Express the material from the line with "brand-logo [211, 22, 283, 94]" up to and including the line with "gift-status-text: выполнено [208, 269, 306, 288]" as a numbered list, leaving out any blank lines.

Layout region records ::
▼

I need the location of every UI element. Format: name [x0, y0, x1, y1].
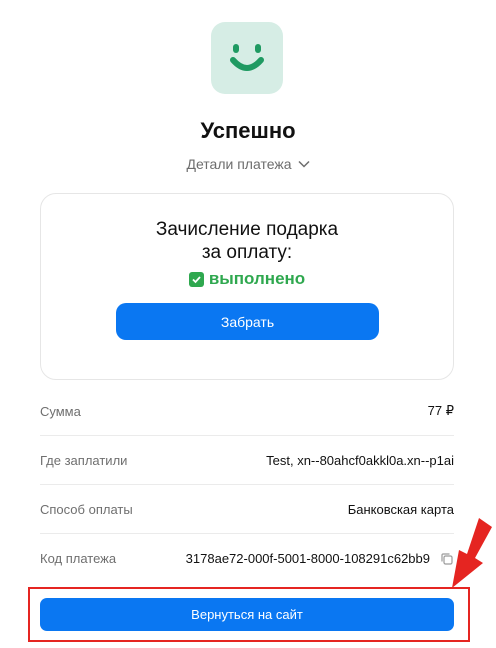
brand-logo [211, 22, 283, 94]
detail-label: Сумма [40, 403, 81, 419]
detail-label: Код платежа [40, 551, 117, 566]
detail-row-payment-code: Код платежа 3178ae72-000f-5001-8000-1082… [40, 534, 454, 583]
arrow-icon [452, 518, 492, 588]
gift-status-text: выполнено [208, 269, 306, 288]
gift-card-title-line1: Зачисление подарка [155, 219, 339, 240]
gift-card-title-line2: за оплату: [201, 242, 293, 263]
check-icon [188, 271, 204, 287]
gift-status: выполнено [41, 269, 453, 289]
detail-row-payment-method: Способ оплаты Банковская карта [40, 485, 454, 534]
detail-value: 77 ₽ [427, 403, 454, 418]
payment-code: 3178ae72-000f-5001-8000-108291c62bb9 [186, 551, 454, 566]
detail-value: Test, xn--80ahcf0akkl0a.xn--p1ai [266, 452, 454, 468]
gift-card: Зачисление подарка за оплату: выполнено … [40, 193, 454, 380]
payment-code-value: 3178ae72-000f-5001-8000-108291c62bb9 [185, 551, 430, 566]
detail-label: Способ оплаты [40, 501, 133, 517]
claim-gift-button[interactable]: Забрать [116, 303, 379, 340]
payment-details-label: Детали платежа [186, 156, 292, 172]
payment-details-toggle[interactable]: Детали платежа [0, 156, 496, 172]
detail-value: Банковская карта [347, 501, 454, 517]
gift-card-title: Зачисление подарка за оплату: [41, 218, 453, 264]
chevron-down-icon [297, 160, 310, 168]
detail-row-merchant: Где заплатили Test, xn--80ahcf0akkl0a.xn… [40, 436, 454, 485]
page-title: Успешно [200, 118, 296, 143]
return-to-site-button[interactable]: Вернуться на сайт [40, 598, 454, 631]
detail-label: Где заплатили [40, 452, 128, 468]
detail-row-amount: Сумма 77 ₽ [40, 387, 454, 436]
smile-icon [230, 44, 264, 71]
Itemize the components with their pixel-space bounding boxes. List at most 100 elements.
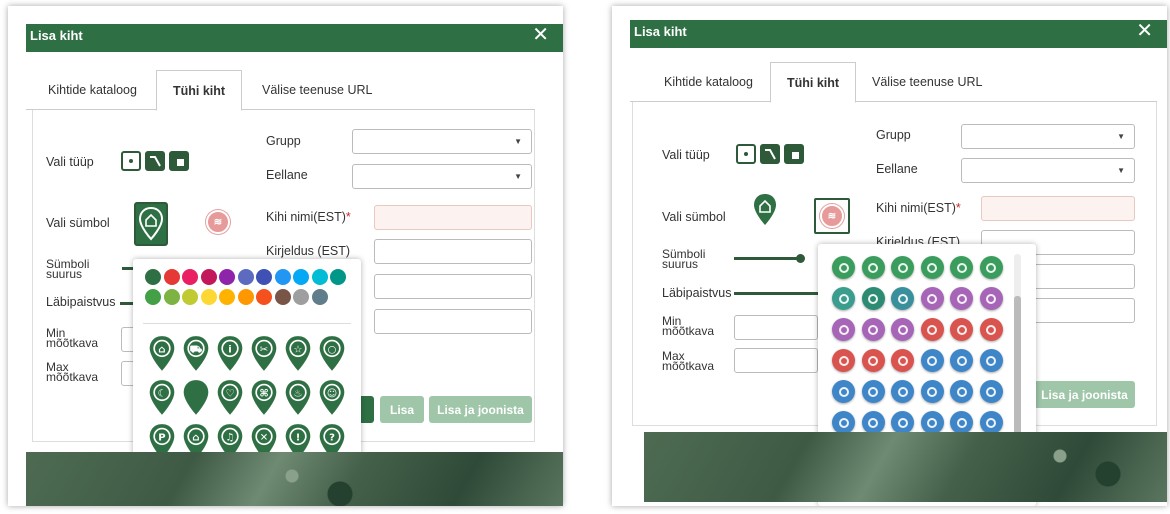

▲

Finished task ::
1. brand-logo [211, 22, 283, 94]
2. detail-label: Сумма [40, 403, 81, 419]
3. detail-label: Код платежа [40, 551, 117, 566]
4. detail-row-payment-code: Код платежа 3178ae72-000f-5001-8000-1082… [40, 534, 454, 583]
5. arrow-icon [452, 518, 492, 588]
6. gift-status-text: выполнено [208, 269, 306, 288]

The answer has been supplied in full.